■ AIM ■
Every record must be written out once more, with nothing added or omitted.

■ SUPPLIED MATERIAL ■
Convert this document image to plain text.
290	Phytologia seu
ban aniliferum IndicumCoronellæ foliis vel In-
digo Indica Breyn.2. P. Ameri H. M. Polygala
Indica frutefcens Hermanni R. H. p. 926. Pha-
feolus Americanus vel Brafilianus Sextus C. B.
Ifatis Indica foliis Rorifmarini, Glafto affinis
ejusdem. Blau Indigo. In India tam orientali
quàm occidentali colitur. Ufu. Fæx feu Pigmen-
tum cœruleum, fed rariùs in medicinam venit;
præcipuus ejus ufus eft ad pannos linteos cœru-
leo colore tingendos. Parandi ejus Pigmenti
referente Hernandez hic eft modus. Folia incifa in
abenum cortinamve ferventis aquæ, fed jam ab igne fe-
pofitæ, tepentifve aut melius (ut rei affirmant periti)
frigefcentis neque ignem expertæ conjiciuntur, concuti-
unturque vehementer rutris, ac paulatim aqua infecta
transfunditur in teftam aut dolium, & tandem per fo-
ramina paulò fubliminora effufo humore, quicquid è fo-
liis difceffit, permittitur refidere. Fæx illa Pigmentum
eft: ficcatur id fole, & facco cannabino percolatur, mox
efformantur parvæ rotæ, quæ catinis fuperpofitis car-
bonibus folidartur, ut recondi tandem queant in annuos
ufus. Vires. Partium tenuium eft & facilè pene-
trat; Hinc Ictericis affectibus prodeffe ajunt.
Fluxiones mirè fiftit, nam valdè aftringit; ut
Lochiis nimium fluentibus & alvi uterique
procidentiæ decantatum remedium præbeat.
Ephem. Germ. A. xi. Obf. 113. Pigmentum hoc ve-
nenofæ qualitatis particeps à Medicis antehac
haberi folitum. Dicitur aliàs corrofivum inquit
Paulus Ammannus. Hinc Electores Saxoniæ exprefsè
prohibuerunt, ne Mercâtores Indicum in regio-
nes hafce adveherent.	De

■ TASK RESPONSE ■
Convert this document image to plain text.
290	Phytologia seu
ban aniliferum IndicumCoronellæ foliis vel In-
digo Indica Breyn.2. P. Ameri H. M. Polygala
Indica frutefcens Hermanni R. H. p. 926. Pha-
feolus Americanus vel Brafilianus Sextus C. B.
Ifatis Indica foliis Rorifmarini, Glafto affinis
ejusdem. Blau Indigo. In India tam orientali
quàm occidentali colitur. Ufu. Fæx feu Pigmen-
tum cœruleum, fed rariùs in medicinam venit;
præcipuus ejus ufus eft ad pannos linteos cœru-
leo colore tingendos. Parandi ejus Pigmenti
referente Hernandez hic eft modus. Folia incifa in
abenum cortinamve ferventis aquæ, fed jam ab igne fe-
pofitæ, tepentifve aut melius (ut rei affirmant periti)
frigefcentis neque ignem expertæ conjiciuntur, concuti-
unturque vehementer rutris, ac paulatim aqua infecta
transfunditur in teftam aut dolium, & tandem per fo-
ramina paulò fubliminora effufo humore, quicquid è fo-
liis difceffit, permittitur refidere. Fæx illa Pigmentum
eft: ficcatur id fole, & facco cannabino percolatur, mox
efformantur parvæ rotæ, quæ catinis fuperpofitis car-
bonibus folidartur, ut recondi tandem queant in annuos
ufus. Vires. Partium tenuium eft & facilè pene-
trat; Hinc Ictericis affectibus prodeffe ajunt.
Fluxiones mirè fiftit, nam valdè aftringit; ut
Lochiis nimium fluentibus & alvi uterique
procidentiæ decantatum remedium præbeat.
Ephem. Germ. A. xi. Obf. 113. Pigmentum hoc ve-
nenofæ qualitatis particeps à Medicis antehac
haberi folitum. Dicitur aliàs corrofivum inquit
Paulus Ammannus. Hinc Electores Saxoniæ exprefsè
prohibuerunt, ne Mercâtores Indicum in regio-
nes hafce adveherent.	De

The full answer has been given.